Goal of the exercise: Every line of the data must be copied exactly.

Stored rows:

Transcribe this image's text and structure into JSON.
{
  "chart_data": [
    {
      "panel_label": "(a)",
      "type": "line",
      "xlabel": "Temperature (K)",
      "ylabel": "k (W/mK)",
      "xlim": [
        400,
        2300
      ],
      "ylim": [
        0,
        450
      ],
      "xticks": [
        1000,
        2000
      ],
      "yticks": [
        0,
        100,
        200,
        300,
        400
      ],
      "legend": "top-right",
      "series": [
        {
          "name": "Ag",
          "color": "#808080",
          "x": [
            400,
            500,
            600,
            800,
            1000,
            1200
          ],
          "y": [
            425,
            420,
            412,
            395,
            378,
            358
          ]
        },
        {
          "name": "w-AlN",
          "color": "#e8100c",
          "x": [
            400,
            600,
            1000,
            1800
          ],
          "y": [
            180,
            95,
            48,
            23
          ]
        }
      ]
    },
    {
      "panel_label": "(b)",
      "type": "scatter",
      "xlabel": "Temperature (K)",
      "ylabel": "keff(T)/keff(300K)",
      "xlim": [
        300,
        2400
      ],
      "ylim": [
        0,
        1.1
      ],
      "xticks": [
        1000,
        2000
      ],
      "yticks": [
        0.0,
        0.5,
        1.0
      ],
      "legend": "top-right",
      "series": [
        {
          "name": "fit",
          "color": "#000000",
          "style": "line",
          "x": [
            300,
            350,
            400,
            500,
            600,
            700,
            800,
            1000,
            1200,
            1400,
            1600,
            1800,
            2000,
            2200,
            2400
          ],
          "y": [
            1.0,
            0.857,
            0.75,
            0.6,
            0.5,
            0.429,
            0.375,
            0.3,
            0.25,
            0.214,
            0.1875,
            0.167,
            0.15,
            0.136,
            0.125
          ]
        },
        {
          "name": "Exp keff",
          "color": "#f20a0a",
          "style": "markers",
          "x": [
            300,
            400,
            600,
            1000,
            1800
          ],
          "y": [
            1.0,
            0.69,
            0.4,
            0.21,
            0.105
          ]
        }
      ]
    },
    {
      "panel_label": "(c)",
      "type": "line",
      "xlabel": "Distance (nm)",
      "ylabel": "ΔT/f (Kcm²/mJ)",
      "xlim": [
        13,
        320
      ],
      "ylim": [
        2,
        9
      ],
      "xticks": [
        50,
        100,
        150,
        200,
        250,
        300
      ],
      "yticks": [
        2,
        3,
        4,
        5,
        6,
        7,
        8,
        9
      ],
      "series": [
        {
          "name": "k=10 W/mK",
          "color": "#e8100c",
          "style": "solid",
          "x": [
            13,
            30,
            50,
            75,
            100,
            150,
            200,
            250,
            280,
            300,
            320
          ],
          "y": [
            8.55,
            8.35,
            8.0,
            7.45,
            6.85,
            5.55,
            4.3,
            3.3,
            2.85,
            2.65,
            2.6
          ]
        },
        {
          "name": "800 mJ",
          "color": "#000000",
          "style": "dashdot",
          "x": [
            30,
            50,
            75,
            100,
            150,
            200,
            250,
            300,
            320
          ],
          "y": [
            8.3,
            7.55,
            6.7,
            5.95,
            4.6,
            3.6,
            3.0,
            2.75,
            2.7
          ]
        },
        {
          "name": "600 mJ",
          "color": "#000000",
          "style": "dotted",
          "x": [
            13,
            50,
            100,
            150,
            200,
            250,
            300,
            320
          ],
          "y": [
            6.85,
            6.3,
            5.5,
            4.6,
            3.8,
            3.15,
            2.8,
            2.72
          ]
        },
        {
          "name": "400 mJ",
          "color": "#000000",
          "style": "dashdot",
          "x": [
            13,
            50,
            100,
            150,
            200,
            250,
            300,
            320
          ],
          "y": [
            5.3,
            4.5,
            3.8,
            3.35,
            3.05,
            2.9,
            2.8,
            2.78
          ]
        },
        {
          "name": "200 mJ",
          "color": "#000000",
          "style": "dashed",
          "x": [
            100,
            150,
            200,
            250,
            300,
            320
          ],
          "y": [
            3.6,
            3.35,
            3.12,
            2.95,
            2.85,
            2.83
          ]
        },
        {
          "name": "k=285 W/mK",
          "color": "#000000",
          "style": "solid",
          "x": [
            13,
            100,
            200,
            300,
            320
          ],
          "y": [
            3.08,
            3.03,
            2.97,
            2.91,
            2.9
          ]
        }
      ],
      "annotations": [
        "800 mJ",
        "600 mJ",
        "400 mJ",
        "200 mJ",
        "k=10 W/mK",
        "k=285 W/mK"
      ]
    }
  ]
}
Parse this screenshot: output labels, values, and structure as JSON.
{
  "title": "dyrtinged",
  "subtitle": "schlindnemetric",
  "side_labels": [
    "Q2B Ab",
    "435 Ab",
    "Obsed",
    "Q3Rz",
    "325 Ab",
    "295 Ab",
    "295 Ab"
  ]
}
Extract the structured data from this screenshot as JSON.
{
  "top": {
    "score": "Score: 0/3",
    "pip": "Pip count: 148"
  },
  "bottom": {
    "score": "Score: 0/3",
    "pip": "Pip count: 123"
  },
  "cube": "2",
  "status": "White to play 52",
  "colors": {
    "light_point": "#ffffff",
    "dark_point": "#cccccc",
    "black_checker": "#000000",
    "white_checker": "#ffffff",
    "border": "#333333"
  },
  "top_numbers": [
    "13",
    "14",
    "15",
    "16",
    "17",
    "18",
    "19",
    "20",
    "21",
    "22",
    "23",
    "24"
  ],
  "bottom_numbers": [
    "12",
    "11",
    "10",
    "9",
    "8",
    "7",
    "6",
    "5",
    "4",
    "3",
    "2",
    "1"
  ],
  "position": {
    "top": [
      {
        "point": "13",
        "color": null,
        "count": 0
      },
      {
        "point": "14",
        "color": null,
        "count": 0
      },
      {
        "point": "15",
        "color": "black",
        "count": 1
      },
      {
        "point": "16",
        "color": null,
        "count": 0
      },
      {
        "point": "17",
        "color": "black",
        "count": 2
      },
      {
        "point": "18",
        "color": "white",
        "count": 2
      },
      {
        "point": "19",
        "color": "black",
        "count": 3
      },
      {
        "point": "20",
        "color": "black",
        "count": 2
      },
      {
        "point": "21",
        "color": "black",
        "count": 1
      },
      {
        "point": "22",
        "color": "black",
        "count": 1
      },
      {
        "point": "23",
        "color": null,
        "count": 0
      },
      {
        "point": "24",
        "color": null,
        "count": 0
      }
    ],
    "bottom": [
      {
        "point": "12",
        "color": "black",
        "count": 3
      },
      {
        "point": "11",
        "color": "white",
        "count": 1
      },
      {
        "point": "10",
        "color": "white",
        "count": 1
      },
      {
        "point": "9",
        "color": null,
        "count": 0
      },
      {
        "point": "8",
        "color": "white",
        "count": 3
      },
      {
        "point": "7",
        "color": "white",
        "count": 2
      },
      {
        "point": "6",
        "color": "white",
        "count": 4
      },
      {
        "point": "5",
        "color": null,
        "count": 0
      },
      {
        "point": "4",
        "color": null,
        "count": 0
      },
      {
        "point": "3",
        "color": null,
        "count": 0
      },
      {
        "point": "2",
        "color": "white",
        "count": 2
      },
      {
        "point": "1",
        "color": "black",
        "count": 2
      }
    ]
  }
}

Written solution:
Transcribe this image's text and structure into JSON.
{
  "chart_data": [
    {
      "panel_label": "(a)",
      "type": "line",
      "xlabel": "Temperature (K)",
      "ylabel": "k (W/mK)",
      "xlim": [
        400,
        2300
      ],
      "ylim": [
        0,
        450
      ],
      "xticks": [
        1000,
        2000
      ],
      "yticks": [
        0,
        100,
        200,
        300,
        400
      ],
      "legend": "top-right",
      "series": [
        {
          "name": "Ag",
          "color": "#808080",
          "x": [
            400,
            500,
            600,
            800,
            1000,
            1200
          ],
          "y": [
            425,
            420,
            412,
            395,
            378,
            358
          ]
        },
        {
          "name": "w-AlN",
          "color": "#e8100c",
          "x": [
            400,
            600,
            1000,
            1800
          ],
          "y": [
            180,
            95,
            48,
            23
          ]
        }
      ]
    },
    {
      "panel_label": "(b)",
      "type": "scatter",
      "xlabel": "Temperature (K)",
      "ylabel": "keff(T)/keff(300K)",
      "xlim": [
        300,
        2400
      ],
      "ylim": [
        0,
        1.1
      ],
      "xticks": [
        1000,
        2000
      ],
      "yticks": [
        0.0,
        0.5,
        1.0
      ],
      "legend": "top-right",
      "series": [
        {
          "name": "fit",
          "color": "#000000",
          "style": "line",
          "x": [
            300,
            350,
            400,
            500,
            600,
            700,
            800,
            1000,
            1200,
            1400,
            1600,
            1800,
            2000,
            2200,
            2400
          ],
          "y": [
            1.0,
            0.857,
            0.75,
            0.6,
            0.5,
            0.429,
            0.375,
            0.3,
            0.25,
            0.214,
            0.1875,
            0.167,
            0.15,
            0.136,
            0.125
          ]
        },
        {
          "name": "Exp keff",
          "color": "#f20a0a",
          "style": "markers",
          "x": [
            300,
            400,
            600,
            1000,
            1800
          ],
          "y": [
            1.0,
            0.69,
            0.4,
            0.21,
            0.105
          ]
        }
      ]
    },
    {
      "panel_label": "(c)",
      "type": "line",
      "xlabel": "Distance (nm)",
      "ylabel": "ΔT/f (Kcm²/mJ)",
      "xlim": [
        13,
        320
      ],
      "ylim": [
        2,
        9
      ],
      "xticks": [
        50,
        100,
        150,
        200,
        250,
        300
      ],
      "yticks": [
        2,
        3,
        4,
        5,
        6,
        7,
        8,
        9
      ],
      "series": [
        {
          "name": "k=10 W/mK",
          "color": "#e8100c",
          "style": "solid",
          "x": [
            13,
            30,
            50,
            75,
            100,
            150,
            200,
            250,
            280,
            300,
            320
          ],
          "y": [
            8.55,
            8.35,
            8.0,
            7.45,
            6.85,
            5.55,
            4.3,
            3.3,
            2.85,
            2.65,
            2.6
          ]
        },
        {
          "name": "800 mJ",
          "color": "#000000",
          "style": "dashdot",
          "x": [
            30,
            50,
            75,
            100,
            150,
            200,
            250,
            300,
            320
          ],
          "y": [
            8.3,
            7.55,
            6.7,
            5.95,
            4.6,
            3.6,
            3.0,
            2.75,
            2.7
          ]
        },
        {
          "name": "600 mJ",
          "color": "#000000",
          "style": "dotted",
          "x": [
            13,
            50,
            100,
            150,
            200,
            250,
            300,
            320
          ],
          "y": [
            6.85,
            6.3,
            5.5,
            4.6,
            3.8,
            3.15,
            2.8,
            2.72
          ]
        },
        {
          "name": "400 mJ",
          "color": "#000000",
          "style": "dashdot",
          "x": [
            13,
            50,
            100,
            150,
            200,
            250,
            300,
            320
          ],
          "y": [
            5.3,
            4.5,
            3.8,
            3.35,
            3.05,
            2.9,
            2.8,
            2.78
          ]
        },
        {
          "name": "200 mJ",
          "color": "#000000",
          "style": "dashed",
          "x": [
            100,
            150,
            200,
            250,
            300,
            320
          ],
          "y": [
            3.6,
            3.35,
            3.12,
            2.95,
            2.85,
            2.83
          ]
        },
        {
          "name": "k=285 W/mK",
          "color": "#000000",
          "style": "solid",
          "x": [
            13,
            100,
            200,
            300,
            320
          ],
          "y": [
            3.08,
            3.03,
            2.97,
            2.91,
            2.9
          ]
        }
      ],
      "annotations": [
        "800 mJ",
        "600 mJ",
        "400 mJ",
        "200 mJ",
        "k=10 W/mK",
        "k=285 W/mK"
      ]
    }
  ]
}
Parse this screenshot: output labels, values, and structure as JSON.
{
  "title": "dyrtinged",
  "subtitle": "schlindnemetric",
  "side_labels": [
    "Q2B Ab",
    "435 Ab",
    "Obsed",
    "Q3Rz",
    "325 Ab",
    "295 Ab",
    "295 Ab"
  ]
}
Extract the structured data from this screenshot as JSON.
{
  "top": {
    "score": "Score: 0/3",
    "pip": "Pip count: 148"
  },
  "bottom": {
    "score": "Score: 0/3",
    "pip": "Pip count: 123"
  },
  "cube": "2",
  "status": "White to play 52",
  "colors": {
    "light_point": "#ffffff",
    "dark_point": "#cccccc",
    "black_checker": "#000000",
    "white_checker": "#ffffff",
    "border": "#333333"
  },
  "top_numbers": [
    "13",
    "14",
    "15",
    "16",
    "17",
    "18",
    "19",
    "20",
    "21",
    "22",
    "23",
    "24"
  ],
  "bottom_numbers": [
    "12",
    "11",
    "10",
    "9",
    "8",
    "7",
    "6",
    "5",
    "4",
    "3",
    "2",
    "1"
  ],
  "position": {
    "top": [
      {
        "point": "13",
        "color": null,
        "count": 0
      },
      {
        "point": "14",
        "color": null,
        "count": 0
      },
      {
        "point": "15",
        "color": "black",
        "count": 1
      },
      {
        "point": "16",
        "color": null,
        "count": 0
      },
      {
        "point": "17",
        "color": "black",
        "count": 2
      },
      {
        "point": "18",
        "color": "white",
        "count": 2
      },
      {
        "point": "19",
        "color": "black",
        "count": 3
      },
      {
        "point": "20",
        "color": "black",
        "count": 2
      },
      {
        "point": "21",
        "color": "black",
        "count": 1
      },
      {
        "point": "22",
        "color": "black",
        "count": 1
      },
      {
        "point": "23",
        "color": null,
        "count": 0
      },
      {
        "point": "24",
        "color": null,
        "count": 0
      }
    ],
    "bottom": [
      {
        "point": "12",
        "color": "black",
        "count": 3
      },
      {
        "point": "11",
        "color": "white",
        "count": 1
      },
      {
        "point": "10",
        "color": "white",
        "count": 1
      },
      {
        "point": "9",
        "color": null,
        "count": 0
      },
      {
        "point": "8",
        "color": "white",
        "count": 3
      },
      {
        "point": "7",
        "color": "white",
        "count": 2
      },
      {
        "point": "6",
        "color": "white",
        "count": 4
      },
      {
        "point": "5",
        "color": null,
        "count": 0
      },
      {
        "point": "4",
        "color": null,
        "count": 0
      },
      {
        "point": "3",
        "color": null,
        "count": 0
      },
      {
        "point": "2",
        "color": "white",
        "count": 2
      },
      {
        "point": "1",
        "color": "black",
        "count": 2
      }
    ]
  }
}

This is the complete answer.